## Data supplied
>>

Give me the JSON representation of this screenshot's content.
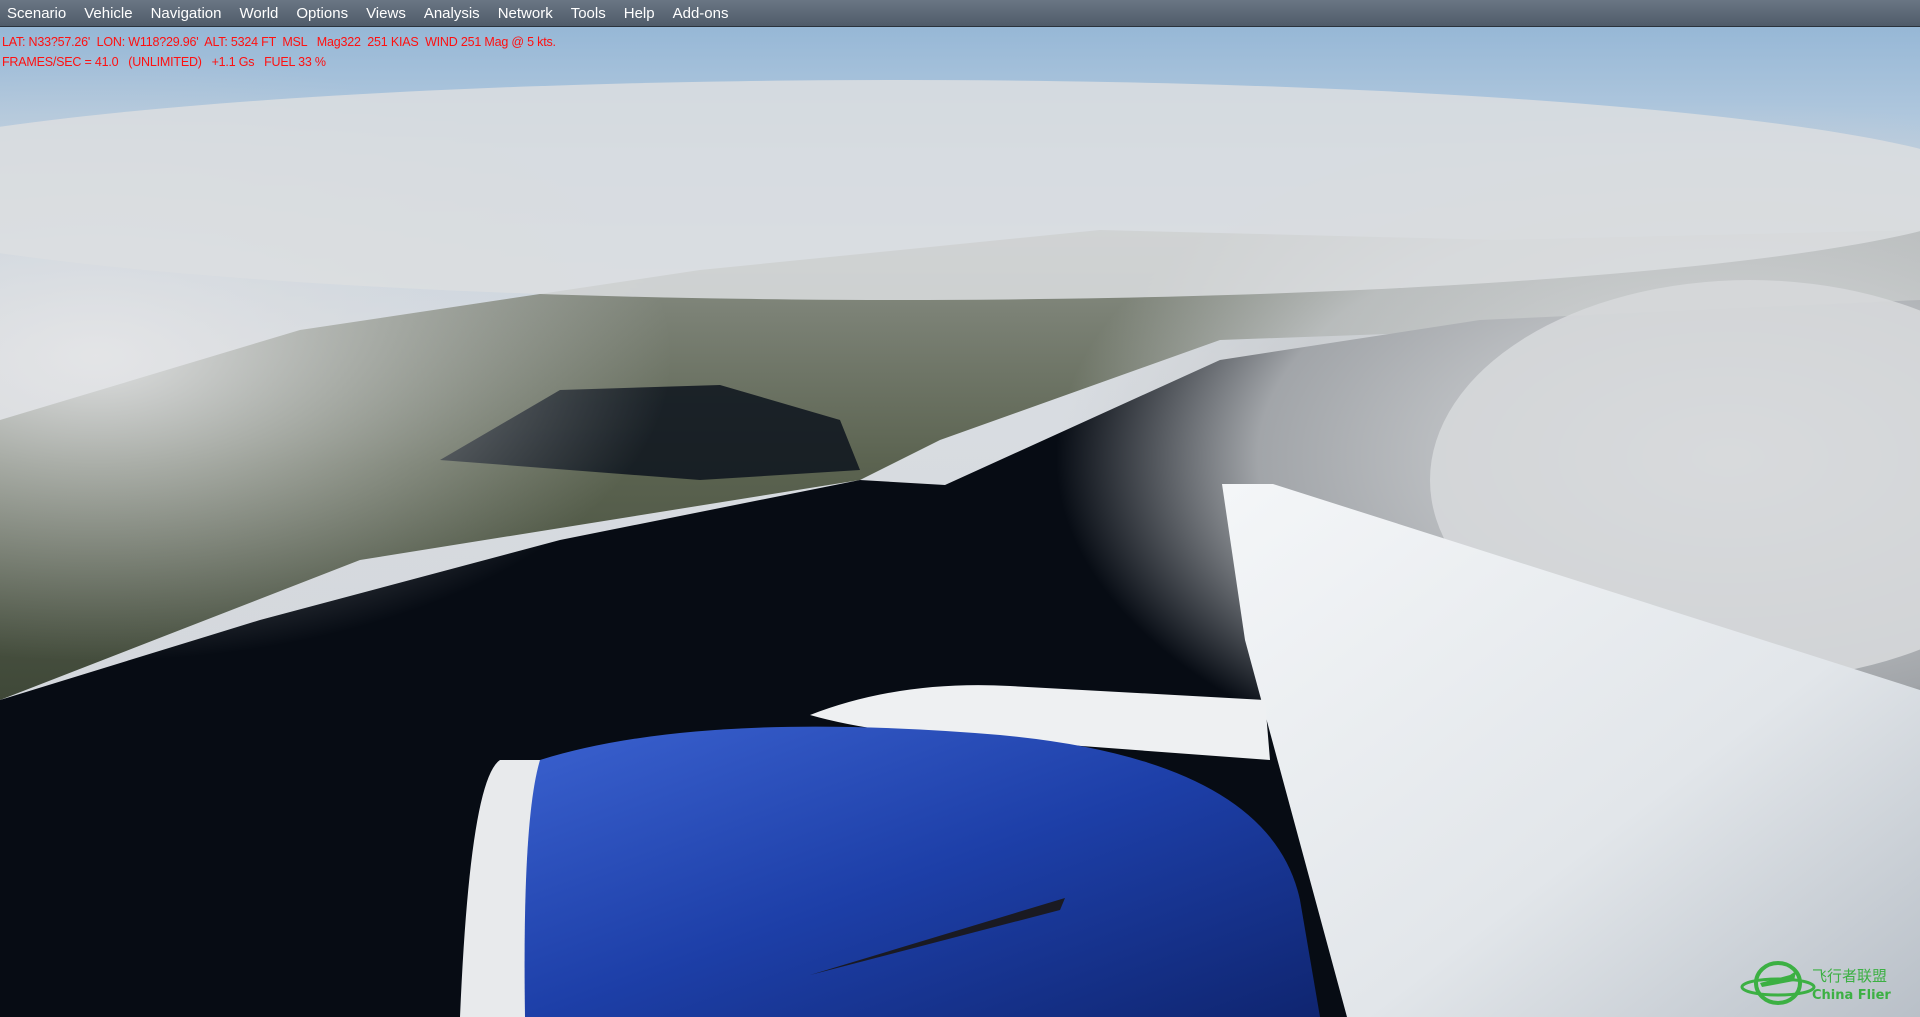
{
  "menu": {
    "items": [
      {
        "label": "Scenario"
      },
      {
        "label": "Vehicle"
      },
      {
        "label": "Navigation"
      },
      {
        "label": "World"
      },
      {
        "label": "Options"
      },
      {
        "label": "Views"
      },
      {
        "label": "Analysis"
      },
      {
        "label": "Network"
      },
      {
        "label": "Tools"
      },
      {
        "label": "Help"
      },
      {
        "label": "Add-ons"
      }
    ]
  },
  "hud": {
    "line1": "LAT: N33?57.26'  LON: W118?29.96'  ALT: 5324 FT  MSL   Mag322  251 KIAS  WIND 251 Mag @ 5 kts.",
    "line2": "FRAMES/SEC = 41.0   (UNLIMITED)   +1.1 Gs   FUEL 33 %",
    "color": "#ff1010"
  },
  "watermark": {
    "text_cn": "飞行者联盟",
    "text_en": "China Flier",
    "color": "#3cb043"
  },
  "scene": {
    "engine_color": "#1d3fa8",
    "water_color": "#070c14"
  }
}
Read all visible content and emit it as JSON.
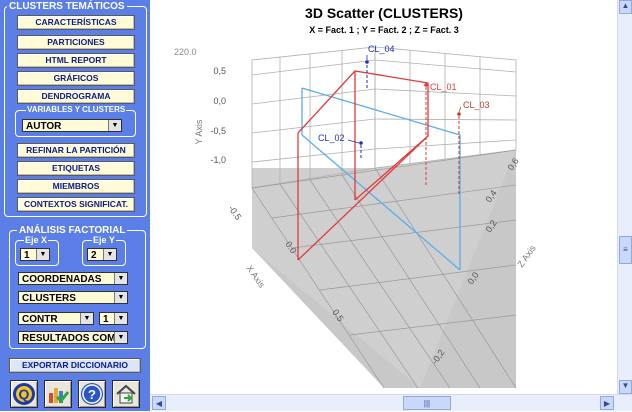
{
  "sidebar": {
    "clusters_tematicos_label": "CLUSTERS TEMÁTICOS",
    "buttons": {
      "caracteristicas": "CARACTERÍSTICAS",
      "particiones": "PARTICIONES",
      "html_report": "HTML REPORT",
      "graficos": "GRÁFICOS",
      "dendrograma": "DENDROGRAMA",
      "refinar": "REFINAR LA PARTICIÓN",
      "etiquetas": "ETIQUETAS",
      "miembros": "MIEMBROS",
      "contextos": "CONTEXTOS SIGNIFICAT.",
      "exportar": "EXPORTAR DICCIONARIO"
    },
    "variables_label": "VARIABLES Y CLUSTERS",
    "variable_select": "AUTOR",
    "analisis_label": "ANÁLISIS FACTORIAL",
    "eje_x_label": "Eje X",
    "eje_x_value": "1",
    "eje_y_label": "Eje Y",
    "eje_y_value": "2",
    "coordenadas_select": "COORDENADAS",
    "clusters_select": "CLUSTERS",
    "contr_select": "CONTR",
    "contr_num_select": "1",
    "resultados_select": "RESULTADOS COMI",
    "icons": [
      "q-logo-icon",
      "chart-check-icon",
      "help-icon",
      "home-icon"
    ]
  },
  "chart": {
    "title": "3D Scatter (CLUSTERS)",
    "subtitle": "X = Fact. 1 ; Y = Fact. 2 ; Z = Fact. 3",
    "top_value": "220.0",
    "y_axis_label": "Y Axis",
    "x_axis_label": "X Axis",
    "z_axis_label": "Z Axis",
    "y_ticks": [
      "0,5",
      "0,0",
      "-0,5",
      "-1,0"
    ],
    "x_ticks": [
      "-0.5",
      "0.0",
      "0.5"
    ],
    "z_ticks": [
      "0,6",
      "0,4",
      "0,2",
      "0,0",
      "-0,2"
    ],
    "cluster_labels": [
      "CL_01",
      "CL_02",
      "CL_03",
      "CL_04"
    ],
    "colors": {
      "cl01": "#e03a3a",
      "cl02": "#1c2fb8",
      "cl03": "#1c2fb8",
      "cl04": "#c0392b",
      "box_red": "#e03a3a",
      "box_blue": "#5aaee8"
    }
  },
  "chart_data": {
    "type": "scatter",
    "title": "3D Scatter (CLUSTERS)",
    "subtitle": "X = Fact. 1 ; Y = Fact. 2 ; Z = Fact. 3",
    "xlabel": "X Axis",
    "ylabel": "Y Axis",
    "zlabel": "Z Axis",
    "y_ticks": [
      "0,5",
      "0,0",
      "-0,5",
      "-1,0"
    ],
    "x_ticks": [
      "-0.5",
      "0.0",
      "0.5"
    ],
    "z_ticks": [
      "0,6",
      "0,4",
      "0,2",
      "0,0",
      "-0,2"
    ],
    "grid": true,
    "points": [
      {
        "name": "CL_01",
        "color": "#e03a3a"
      },
      {
        "name": "CL_02",
        "color": "#1c2fb8"
      },
      {
        "name": "CL_03",
        "color": "#1c2fb8"
      },
      {
        "name": "CL_04",
        "color": "#c0392b"
      }
    ]
  }
}
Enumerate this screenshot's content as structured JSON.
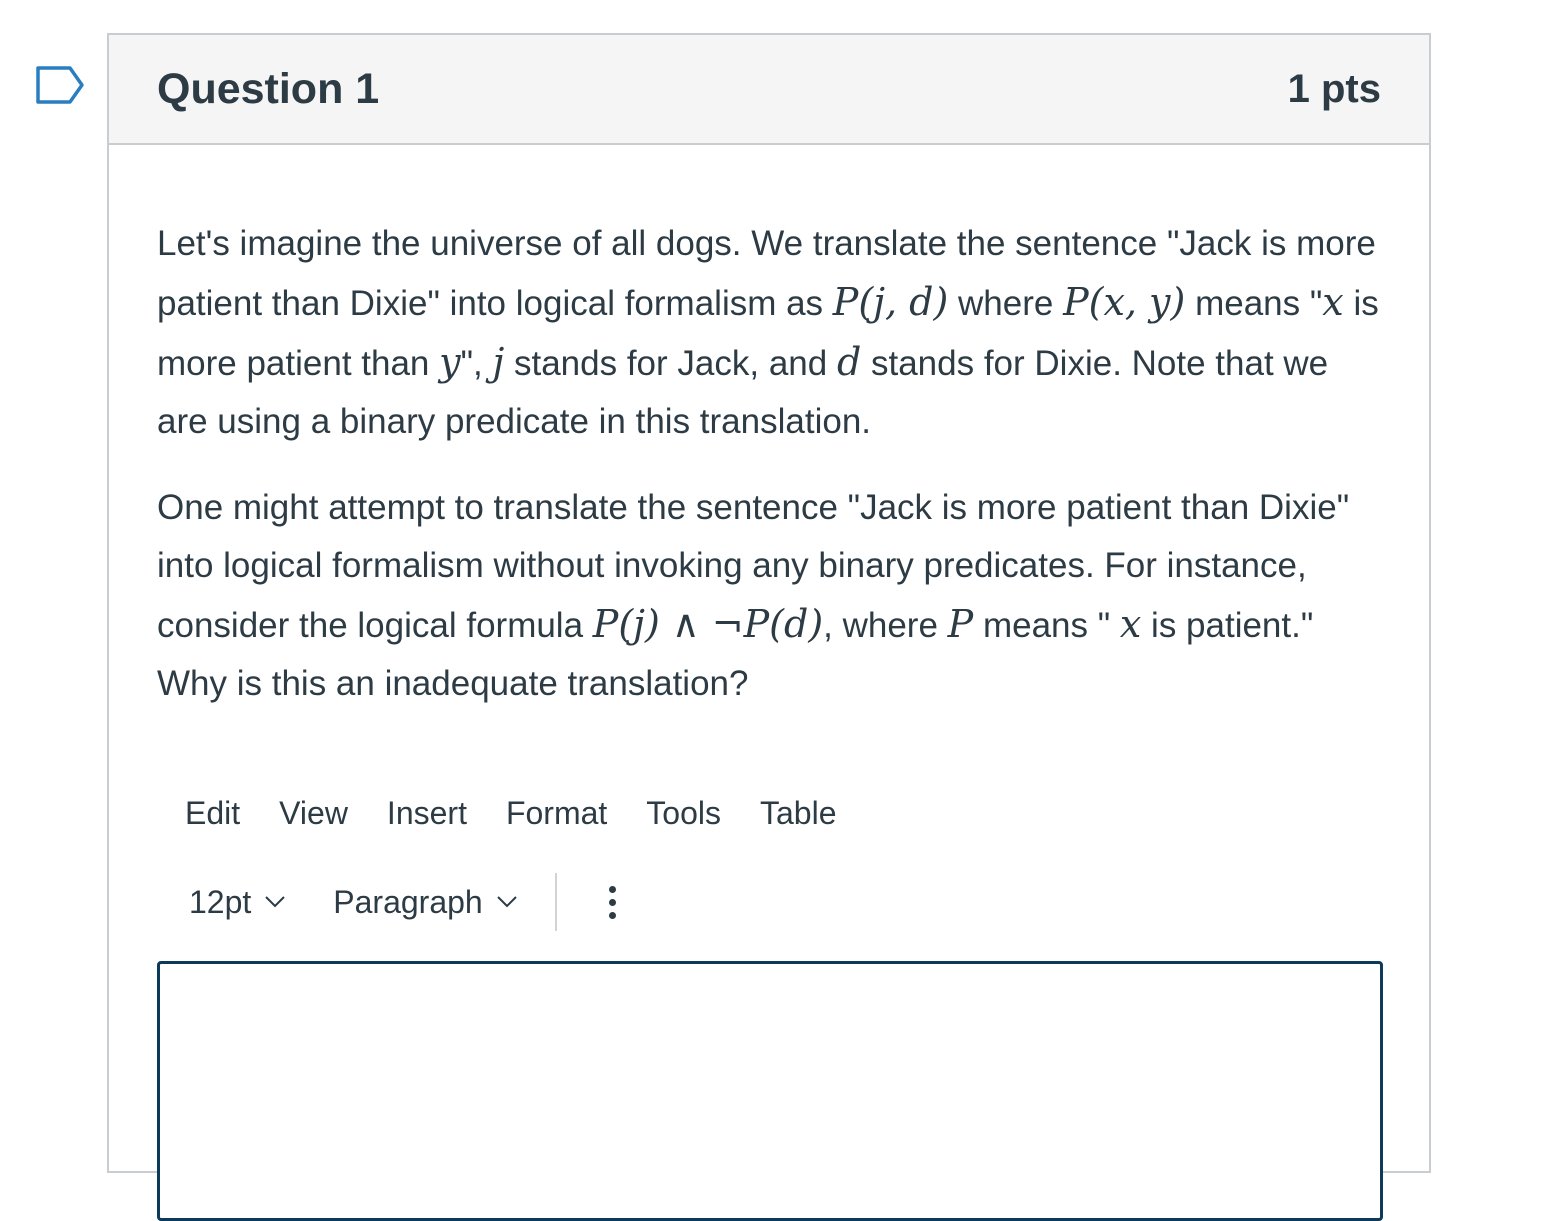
{
  "question": {
    "title": "Question 1",
    "points": "1 pts",
    "paragraph1": {
      "t1": "Let's imagine the universe of all dogs. We translate the sentence \"Jack is more patient than Dixie\" into logical formalism as ",
      "m1": "P(j, d)",
      "t2": " where ",
      "m2": "P(x, y)",
      "t3": " means \"",
      "m3": "x",
      "t4": " is more patient than ",
      "m4": "y",
      "t5": "\", ",
      "m5": "j",
      "t6": " stands for Jack, and ",
      "m6": "d",
      "t7": " stands for Dixie. Note that we are using a binary predicate in this translation."
    },
    "paragraph2": {
      "t1": "One might attempt to translate the sentence \"Jack is more patient than Dixie\" into logical formalism without invoking any binary predicates. For instance, consider the logical formula ",
      "m1": "P(j) ∧ ¬P(d)",
      "t2": ", where ",
      "m2": "P",
      "t3": " means \" ",
      "m3": "x",
      "t4": " is patient.\" Why is this an inadequate translation?"
    }
  },
  "editor": {
    "menu": [
      "Edit",
      "View",
      "Insert",
      "Format",
      "Tools",
      "Table"
    ],
    "font_size": "12pt",
    "block_format": "Paragraph",
    "border_color": "#0e3a5a"
  },
  "icons": {
    "flag": "bookmark-flag-icon",
    "chevron": "chevron-down-icon",
    "more": "more-vertical-icon"
  }
}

<<

## Request
Only the number is wanted: how many lines in the data include the string "JSON"?

## Correct answer
3